### ENTRIES PROVIDED
======
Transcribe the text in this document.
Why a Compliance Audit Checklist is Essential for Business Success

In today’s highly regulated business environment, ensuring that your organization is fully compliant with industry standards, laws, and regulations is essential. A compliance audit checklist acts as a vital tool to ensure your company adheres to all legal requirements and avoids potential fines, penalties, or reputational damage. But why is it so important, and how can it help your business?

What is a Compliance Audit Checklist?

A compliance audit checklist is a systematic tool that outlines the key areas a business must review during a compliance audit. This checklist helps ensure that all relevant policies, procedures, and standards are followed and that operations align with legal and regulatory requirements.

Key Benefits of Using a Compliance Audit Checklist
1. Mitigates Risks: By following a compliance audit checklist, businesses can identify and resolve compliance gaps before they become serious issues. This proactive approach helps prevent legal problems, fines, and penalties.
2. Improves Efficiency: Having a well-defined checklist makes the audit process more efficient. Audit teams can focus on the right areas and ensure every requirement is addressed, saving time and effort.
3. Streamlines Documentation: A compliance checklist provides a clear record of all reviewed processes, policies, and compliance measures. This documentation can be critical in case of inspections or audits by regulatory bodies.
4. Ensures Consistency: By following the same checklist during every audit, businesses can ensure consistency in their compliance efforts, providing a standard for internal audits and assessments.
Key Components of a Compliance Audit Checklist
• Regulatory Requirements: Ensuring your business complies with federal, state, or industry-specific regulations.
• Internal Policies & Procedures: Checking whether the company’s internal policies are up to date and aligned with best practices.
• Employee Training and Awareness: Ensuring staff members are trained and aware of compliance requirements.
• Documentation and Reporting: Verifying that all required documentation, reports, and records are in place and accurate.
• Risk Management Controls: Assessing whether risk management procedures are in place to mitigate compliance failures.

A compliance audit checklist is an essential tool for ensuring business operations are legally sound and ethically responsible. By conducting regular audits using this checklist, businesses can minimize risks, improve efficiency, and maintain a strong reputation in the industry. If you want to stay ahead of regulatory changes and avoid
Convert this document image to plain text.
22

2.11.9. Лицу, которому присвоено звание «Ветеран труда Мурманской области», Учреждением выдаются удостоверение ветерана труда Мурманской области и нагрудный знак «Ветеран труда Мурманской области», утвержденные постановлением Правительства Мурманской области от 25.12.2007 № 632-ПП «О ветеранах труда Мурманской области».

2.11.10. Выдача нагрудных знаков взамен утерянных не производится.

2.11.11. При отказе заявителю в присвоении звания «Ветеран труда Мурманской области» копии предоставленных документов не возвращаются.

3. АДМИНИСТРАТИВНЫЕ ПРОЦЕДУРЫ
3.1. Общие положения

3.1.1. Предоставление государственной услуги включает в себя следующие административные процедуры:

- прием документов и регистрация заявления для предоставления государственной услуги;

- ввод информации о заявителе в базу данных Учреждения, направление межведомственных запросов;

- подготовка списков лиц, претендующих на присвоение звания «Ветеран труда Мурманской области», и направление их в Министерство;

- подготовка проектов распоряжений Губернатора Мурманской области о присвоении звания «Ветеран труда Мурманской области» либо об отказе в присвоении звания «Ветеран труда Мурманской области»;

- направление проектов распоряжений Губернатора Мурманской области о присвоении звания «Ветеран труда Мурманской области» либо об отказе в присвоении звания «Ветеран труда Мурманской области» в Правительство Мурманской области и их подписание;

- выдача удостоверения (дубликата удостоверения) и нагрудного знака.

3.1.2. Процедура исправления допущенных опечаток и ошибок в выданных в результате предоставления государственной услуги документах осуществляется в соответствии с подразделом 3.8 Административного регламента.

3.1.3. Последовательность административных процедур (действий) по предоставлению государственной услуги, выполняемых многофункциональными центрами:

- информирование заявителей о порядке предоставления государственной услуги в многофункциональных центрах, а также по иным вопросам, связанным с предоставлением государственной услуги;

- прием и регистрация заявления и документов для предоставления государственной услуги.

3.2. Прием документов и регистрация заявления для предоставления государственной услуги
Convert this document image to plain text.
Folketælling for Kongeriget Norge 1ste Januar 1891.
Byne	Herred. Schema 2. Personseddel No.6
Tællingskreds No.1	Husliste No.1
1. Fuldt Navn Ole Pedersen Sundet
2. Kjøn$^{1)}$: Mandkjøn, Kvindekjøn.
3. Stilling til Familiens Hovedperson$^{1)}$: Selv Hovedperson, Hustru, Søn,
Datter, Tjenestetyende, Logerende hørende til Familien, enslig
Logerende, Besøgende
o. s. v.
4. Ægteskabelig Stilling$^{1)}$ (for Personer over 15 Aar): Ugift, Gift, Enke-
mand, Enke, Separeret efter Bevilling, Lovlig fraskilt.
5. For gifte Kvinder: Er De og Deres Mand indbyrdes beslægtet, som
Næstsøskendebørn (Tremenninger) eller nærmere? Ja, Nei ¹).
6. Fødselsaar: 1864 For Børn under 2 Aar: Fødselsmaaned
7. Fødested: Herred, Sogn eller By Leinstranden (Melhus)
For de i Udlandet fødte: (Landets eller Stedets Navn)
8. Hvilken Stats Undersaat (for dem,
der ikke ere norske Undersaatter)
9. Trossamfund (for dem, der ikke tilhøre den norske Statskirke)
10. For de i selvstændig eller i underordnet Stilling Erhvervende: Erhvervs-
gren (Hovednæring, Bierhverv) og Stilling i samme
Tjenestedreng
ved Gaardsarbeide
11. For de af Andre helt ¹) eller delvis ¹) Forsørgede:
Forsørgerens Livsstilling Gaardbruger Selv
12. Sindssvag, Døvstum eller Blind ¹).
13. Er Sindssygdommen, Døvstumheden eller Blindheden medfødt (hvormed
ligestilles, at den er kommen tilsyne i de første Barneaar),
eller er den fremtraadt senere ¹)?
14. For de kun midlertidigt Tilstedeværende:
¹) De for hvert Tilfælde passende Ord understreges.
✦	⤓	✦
======
In the entries above, identify every line with the word "регистрация". Copy those lines.

- прием документов и регистрация заявления для предоставления государственной услуги;
- прием и регистрация заявления и документов для предоставления государственной услуги.
3.2. Прием документов и регистрация заявления для предоставления государственной услуги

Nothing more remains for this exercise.